» DATA SHOWN:
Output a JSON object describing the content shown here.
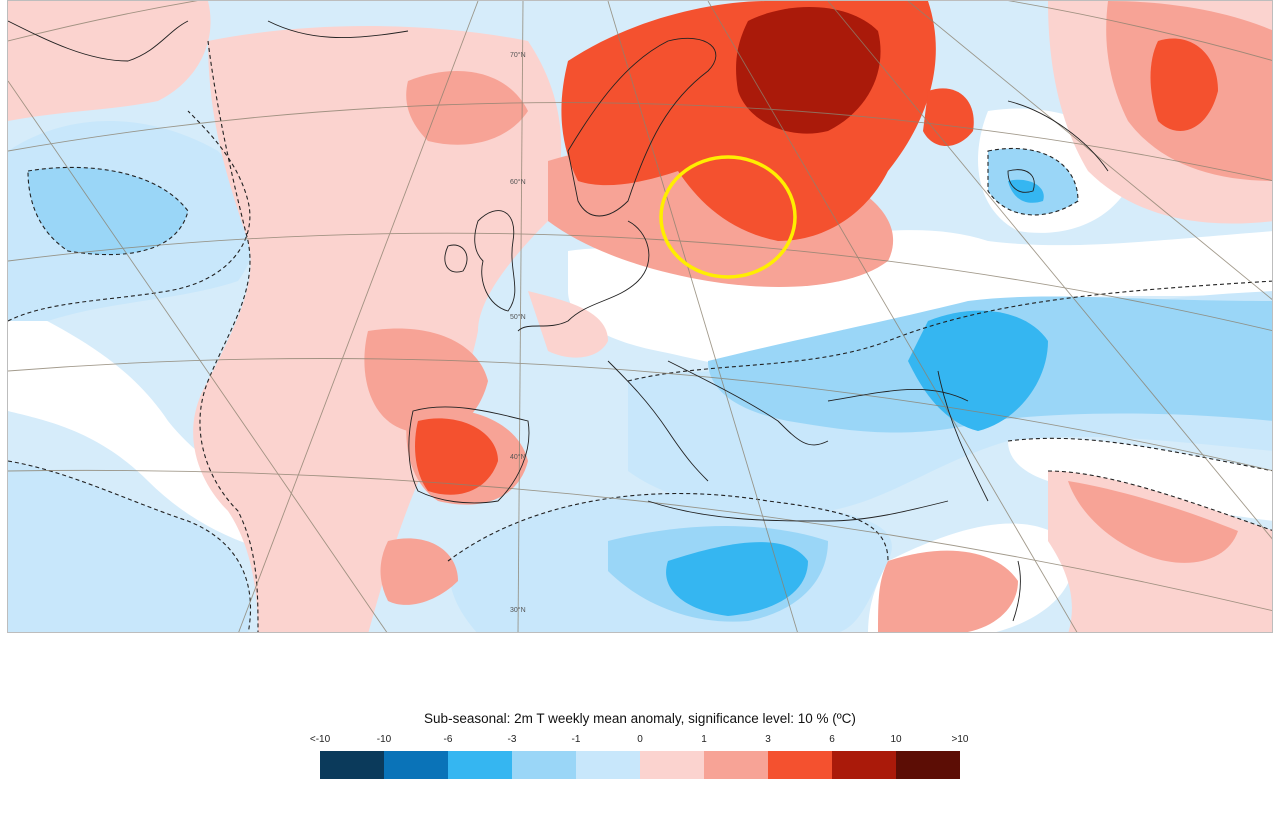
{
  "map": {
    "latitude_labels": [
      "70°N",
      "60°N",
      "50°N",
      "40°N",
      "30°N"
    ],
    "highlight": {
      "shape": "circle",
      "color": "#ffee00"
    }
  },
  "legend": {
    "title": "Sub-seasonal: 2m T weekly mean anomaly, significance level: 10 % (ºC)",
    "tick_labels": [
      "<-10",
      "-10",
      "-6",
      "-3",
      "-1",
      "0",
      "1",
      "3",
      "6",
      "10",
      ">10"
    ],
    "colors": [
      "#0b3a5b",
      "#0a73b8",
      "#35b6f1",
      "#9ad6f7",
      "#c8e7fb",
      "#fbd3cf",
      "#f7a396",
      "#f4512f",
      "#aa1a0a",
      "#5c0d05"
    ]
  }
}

» GIVEN INSTRUCTION:
Pictures stay out; repeat all the rest of the records exactly.

» WRITTEN RESPONSE:
Output a JSON object describing the content shown here.
{
  "map": {
    "latitude_labels": [
      "70°N",
      "60°N",
      "50°N",
      "40°N",
      "30°N"
    ],
    "highlight": {
      "shape": "circle",
      "color": "#ffee00"
    }
  },
  "legend": {
    "title": "Sub-seasonal: 2m T weekly mean anomaly, significance level: 10 % (ºC)",
    "tick_labels": [
      "<-10",
      "-10",
      "-6",
      "-3",
      "-1",
      "0",
      "1",
      "3",
      "6",
      "10",
      ">10"
    ],
    "colors": [
      "#0b3a5b",
      "#0a73b8",
      "#35b6f1",
      "#9ad6f7",
      "#c8e7fb",
      "#fbd3cf",
      "#f7a396",
      "#f4512f",
      "#aa1a0a",
      "#5c0d05"
    ]
  }
}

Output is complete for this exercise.